*** Records shown

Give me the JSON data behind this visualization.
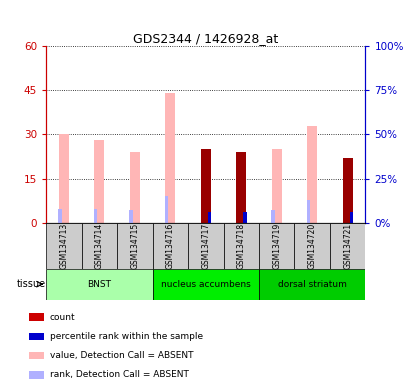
{
  "title": "GDS2344 / 1426928_at",
  "samples": [
    "GSM134713",
    "GSM134714",
    "GSM134715",
    "GSM134716",
    "GSM134717",
    "GSM134718",
    "GSM134719",
    "GSM134720",
    "GSM134721"
  ],
  "absent_value": [
    30,
    28,
    24,
    44,
    0,
    0,
    25,
    33,
    0
  ],
  "absent_rank": [
    8,
    8,
    7,
    15,
    0,
    0,
    7,
    13,
    0
  ],
  "present_count": [
    0,
    0,
    0,
    0,
    25,
    24,
    0,
    0,
    22
  ],
  "present_rank": [
    0,
    0,
    0,
    0,
    6,
    6,
    0,
    0,
    6
  ],
  "tissues": [
    {
      "label": "BNST",
      "start": 0,
      "end": 3,
      "color": "#aaffaa"
    },
    {
      "label": "nucleus accumbens",
      "start": 3,
      "end": 6,
      "color": "#00ee00"
    },
    {
      "label": "dorsal striatum",
      "start": 6,
      "end": 9,
      "color": "#00cc00"
    }
  ],
  "ylim_left": [
    0,
    60
  ],
  "ylim_right": [
    0,
    100
  ],
  "yticks_left": [
    0,
    15,
    30,
    45,
    60
  ],
  "yticks_right": [
    0,
    25,
    50,
    75,
    100
  ],
  "ytick_labels_left": [
    "0",
    "15",
    "30",
    "45",
    "60"
  ],
  "ytick_labels_right": [
    "0%",
    "25%",
    "50%",
    "75%",
    "100%"
  ],
  "left_axis_color": "#cc0000",
  "right_axis_color": "#0000cc",
  "color_absent_value": "#ffb6b6",
  "color_absent_rank": "#b0b0ff",
  "color_present_count": "#990000",
  "color_present_rank_blue": "#0000cc",
  "tissue_label": "tissue",
  "legend_items": [
    {
      "color": "#cc0000",
      "label": "count"
    },
    {
      "color": "#0000cc",
      "label": "percentile rank within the sample"
    },
    {
      "color": "#ffb6b6",
      "label": "value, Detection Call = ABSENT"
    },
    {
      "color": "#b0b0ff",
      "label": "rank, Detection Call = ABSENT"
    }
  ]
}
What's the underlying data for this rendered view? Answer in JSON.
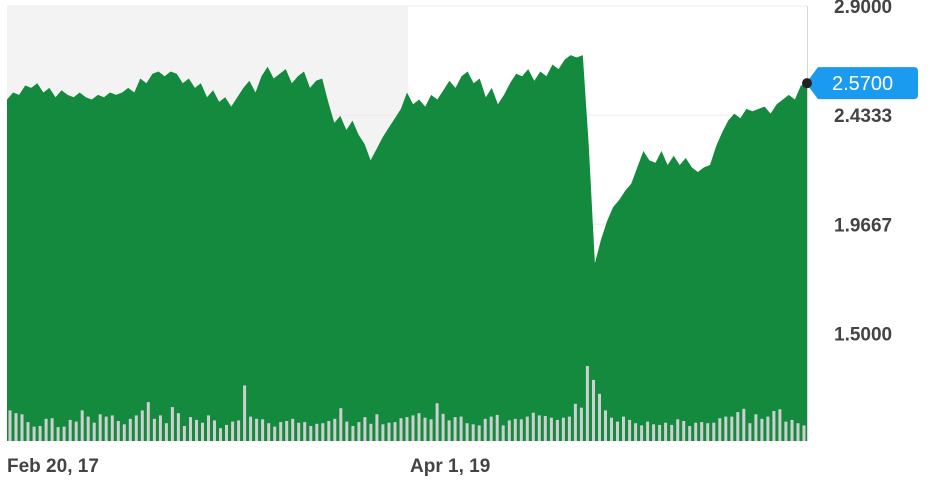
{
  "chart_data": {
    "type": "area",
    "title": "",
    "xlabel": "",
    "ylabel": "",
    "x_tick_labels": [
      "Feb 20, 17",
      "Apr 1, 19"
    ],
    "y_ticks": [
      2.9,
      2.4333,
      1.9667,
      1.5
    ],
    "y_tick_labels": [
      "2.9000",
      "2.4333",
      "1.9667",
      "1.5000"
    ],
    "ylim": [
      1.04,
      2.9
    ],
    "grid": "horizontal",
    "last_value": 2.57,
    "last_value_label": "2.5700",
    "colors": {
      "area": "#138a3e",
      "volume": "#cfcfcf",
      "shaded_period": "#f3f3f3",
      "badge": "#1a9bf0",
      "marker": "#222222",
      "axis_text": "#444444"
    },
    "series": [
      {
        "values": [
          2.5,
          2.53,
          2.52,
          2.56,
          2.55,
          2.57,
          2.53,
          2.55,
          2.51,
          2.54,
          2.52,
          2.51,
          2.53,
          2.51,
          2.5,
          2.52,
          2.51,
          2.53,
          2.52,
          2.53,
          2.55,
          2.53,
          2.59,
          2.57,
          2.61,
          2.62,
          2.6,
          2.62,
          2.61,
          2.57,
          2.59,
          2.55,
          2.57,
          2.51,
          2.54,
          2.49,
          2.51,
          2.47,
          2.51,
          2.55,
          2.58,
          2.53,
          2.6,
          2.64,
          2.59,
          2.61,
          2.63,
          2.57,
          2.6,
          2.62,
          2.55,
          2.58,
          2.59,
          2.49,
          2.4,
          2.43,
          2.37,
          2.41,
          2.35,
          2.31,
          2.24,
          2.29,
          2.34,
          2.38,
          2.42,
          2.46,
          2.53,
          2.48,
          2.5,
          2.47,
          2.52,
          2.5,
          2.54,
          2.58,
          2.55,
          2.6,
          2.62,
          2.57,
          2.59,
          2.51,
          2.55,
          2.48,
          2.52,
          2.57,
          2.61,
          2.6,
          2.63,
          2.58,
          2.62,
          2.6,
          2.65,
          2.63,
          2.67,
          2.69,
          2.68,
          2.69,
          2.3,
          1.8,
          1.9,
          1.98,
          2.04,
          2.07,
          2.11,
          2.14,
          2.21,
          2.28,
          2.24,
          2.23,
          2.28,
          2.22,
          2.26,
          2.22,
          2.25,
          2.21,
          2.19,
          2.21,
          2.22,
          2.3,
          2.36,
          2.41,
          2.44,
          2.42,
          2.46,
          2.45,
          2.46,
          2.47,
          2.44,
          2.48,
          2.5,
          2.52,
          2.5,
          2.56,
          2.57
        ]
      }
    ],
    "volume": [
      0.55,
      0.5,
      0.48,
      0.34,
      0.26,
      0.27,
      0.4,
      0.41,
      0.25,
      0.26,
      0.38,
      0.35,
      0.55,
      0.44,
      0.33,
      0.48,
      0.44,
      0.46,
      0.36,
      0.3,
      0.4,
      0.46,
      0.55,
      0.7,
      0.4,
      0.46,
      0.32,
      0.61,
      0.5,
      0.27,
      0.43,
      0.38,
      0.33,
      0.46,
      0.37,
      0.23,
      0.29,
      0.35,
      0.37,
      1.0,
      0.44,
      0.4,
      0.39,
      0.32,
      0.26,
      0.34,
      0.36,
      0.4,
      0.33,
      0.34,
      0.27,
      0.31,
      0.32,
      0.36,
      0.4,
      0.59,
      0.35,
      0.27,
      0.34,
      0.43,
      0.31,
      0.48,
      0.3,
      0.33,
      0.34,
      0.41,
      0.43,
      0.46,
      0.5,
      0.42,
      0.39,
      0.68,
      0.49,
      0.37,
      0.43,
      0.44,
      0.32,
      0.3,
      0.28,
      0.4,
      0.44,
      0.47,
      0.28,
      0.37,
      0.4,
      0.39,
      0.44,
      0.51,
      0.46,
      0.45,
      0.42,
      0.38,
      0.42,
      0.44,
      0.67,
      0.6,
      1.35,
      1.1,
      0.85,
      0.55,
      0.42,
      0.35,
      0.44,
      0.38,
      0.32,
      0.28,
      0.35,
      0.3,
      0.29,
      0.33,
      0.29,
      0.39,
      0.36,
      0.27,
      0.33,
      0.34,
      0.32,
      0.33,
      0.41,
      0.44,
      0.44,
      0.52,
      0.58,
      0.32,
      0.48,
      0.4,
      0.44,
      0.54,
      0.57,
      0.35,
      0.38,
      0.32,
      0.28
    ]
  }
}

******

[Exercise]: Quote the data exactly, leaving every image out of the copy.

[Solved problem]:
Give me the JSON data behind this visualization.
{
  "title": "GDS2344 / 1426928_at",
  "samples": [
    "GSM134713",
    "GSM134714",
    "GSM134715",
    "GSM134716",
    "GSM134717",
    "GSM134718",
    "GSM134719",
    "GSM134720",
    "GSM134721"
  ],
  "absent_value": [
    30,
    28,
    24,
    44,
    0,
    0,
    25,
    33,
    0
  ],
  "absent_rank": [
    8,
    8,
    7,
    15,
    0,
    0,
    7,
    13,
    0
  ],
  "present_count": [
    0,
    0,
    0,
    0,
    25,
    24,
    0,
    0,
    22
  ],
  "present_rank": [
    0,
    0,
    0,
    0,
    6,
    6,
    0,
    0,
    6
  ],
  "tissues": [
    {
      "label": "BNST",
      "start": 0,
      "end": 3,
      "color": "#aaffaa"
    },
    {
      "label": "nucleus accumbens",
      "start": 3,
      "end": 6,
      "color": "#00ee00"
    },
    {
      "label": "dorsal striatum",
      "start": 6,
      "end": 9,
      "color": "#00cc00"
    }
  ],
  "ylim_left": [
    0,
    60
  ],
  "ylim_right": [
    0,
    100
  ],
  "yticks_left": [
    0,
    15,
    30,
    45,
    60
  ],
  "yticks_right": [
    0,
    25,
    50,
    75,
    100
  ],
  "ytick_labels_left": [
    "0",
    "15",
    "30",
    "45",
    "60"
  ],
  "ytick_labels_right": [
    "0%",
    "25%",
    "50%",
    "75%",
    "100%"
  ],
  "left_axis_color": "#cc0000",
  "right_axis_color": "#0000cc",
  "color_absent_value": "#ffb6b6",
  "color_absent_rank": "#b0b0ff",
  "color_present_count": "#990000",
  "color_present_rank_blue": "#0000cc",
  "tissue_label": "tissue",
  "legend_items": [
    {
      "color": "#cc0000",
      "label": "count"
    },
    {
      "color": "#0000cc",
      "label": "percentile rank within the sample"
    },
    {
      "color": "#ffb6b6",
      "label": "value, Detection Call = ABSENT"
    },
    {
      "color": "#b0b0ff",
      "label": "rank, Detection Call = ABSENT"
    }
  ]
}
What's the underlying data for this rendered view? Answer in JSON.
{
  "chart_data": {
    "type": "area",
    "title": "",
    "xlabel": "",
    "ylabel": "",
    "x_tick_labels": [
      "Feb 20, 17",
      "Apr 1, 19"
    ],
    "y_ticks": [
      2.9,
      2.4333,
      1.9667,
      1.5
    ],
    "y_tick_labels": [
      "2.9000",
      "2.4333",
      "1.9667",
      "1.5000"
    ],
    "ylim": [
      1.04,
      2.9
    ],
    "grid": "horizontal",
    "last_value": 2.57,
    "last_value_label": "2.5700",
    "colors": {
      "area": "#138a3e",
      "volume": "#cfcfcf",
      "shaded_period": "#f3f3f3",
      "badge": "#1a9bf0",
      "marker": "#222222",
      "axis_text": "#444444"
    },
    "series": [
      {
        "values": [
          2.5,
          2.53,
          2.52,
          2.56,
          2.55,
          2.57,
          2.53,
          2.55,
          2.51,
          2.54,
          2.52,
          2.51,
          2.53,
          2.51,
          2.5,
          2.52,
          2.51,
          2.53,
          2.52,
          2.53,
          2.55,
          2.53,
          2.59,
          2.57,
          2.61,
          2.62,
          2.6,
          2.62,
          2.61,
          2.57,
          2.59,
          2.55,
          2.57,
          2.51,
          2.54,
          2.49,
          2.51,
          2.47,
          2.51,
          2.55,
          2.58,
          2.53,
          2.6,
          2.64,
          2.59,
          2.61,
          2.63,
          2.57,
          2.6,
          2.62,
          2.55,
          2.58,
          2.59,
          2.49,
          2.4,
          2.43,
          2.37,
          2.41,
          2.35,
          2.31,
          2.24,
          2.29,
          2.34,
          2.38,
          2.42,
          2.46,
          2.53,
          2.48,
          2.5,
          2.47,
          2.52,
          2.5,
          2.54,
          2.58,
          2.55,
          2.6,
          2.62,
          2.57,
          2.59,
          2.51,
          2.55,
          2.48,
          2.52,
          2.57,
          2.61,
          2.6,
          2.63,
          2.58,
          2.62,
          2.6,
          2.65,
          2.63,
          2.67,
          2.69,
          2.68,
          2.69,
          2.3,
          1.8,
          1.9,
          1.98,
          2.04,
          2.07,
          2.11,
          2.14,
          2.21,
          2.28,
          2.24,
          2.23,
          2.28,
          2.22,
          2.26,
          2.22,
          2.25,
          2.21,
          2.19,
          2.21,
          2.22,
          2.3,
          2.36,
          2.41,
          2.44,
          2.42,
          2.46,
          2.45,
          2.46,
          2.47,
          2.44,
          2.48,
          2.5,
          2.52,
          2.5,
          2.56,
          2.57
        ]
      }
    ],
    "volume": [
      0.55,
      0.5,
      0.48,
      0.34,
      0.26,
      0.27,
      0.4,
      0.41,
      0.25,
      0.26,
      0.38,
      0.35,
      0.55,
      0.44,
      0.33,
      0.48,
      0.44,
      0.46,
      0.36,
      0.3,
      0.4,
      0.46,
      0.55,
      0.7,
      0.4,
      0.46,
      0.32,
      0.61,
      0.5,
      0.27,
      0.43,
      0.38,
      0.33,
      0.46,
      0.37,
      0.23,
      0.29,
      0.35,
      0.37,
      1.0,
      0.44,
      0.4,
      0.39,
      0.32,
      0.26,
      0.34,
      0.36,
      0.4,
      0.33,
      0.34,
      0.27,
      0.31,
      0.32,
      0.36,
      0.4,
      0.59,
      0.35,
      0.27,
      0.34,
      0.43,
      0.31,
      0.48,
      0.3,
      0.33,
      0.34,
      0.41,
      0.43,
      0.46,
      0.5,
      0.42,
      0.39,
      0.68,
      0.49,
      0.37,
      0.43,
      0.44,
      0.32,
      0.3,
      0.28,
      0.4,
      0.44,
      0.47,
      0.28,
      0.37,
      0.4,
      0.39,
      0.44,
      0.51,
      0.46,
      0.45,
      0.42,
      0.38,
      0.42,
      0.44,
      0.67,
      0.6,
      1.35,
      1.1,
      0.85,
      0.55,
      0.42,
      0.35,
      0.44,
      0.38,
      0.32,
      0.28,
      0.35,
      0.3,
      0.29,
      0.33,
      0.29,
      0.39,
      0.36,
      0.27,
      0.33,
      0.34,
      0.32,
      0.33,
      0.41,
      0.44,
      0.44,
      0.52,
      0.58,
      0.32,
      0.48,
      0.4,
      0.44,
      0.54,
      0.57,
      0.35,
      0.38,
      0.32,
      0.28
    ]
  }
}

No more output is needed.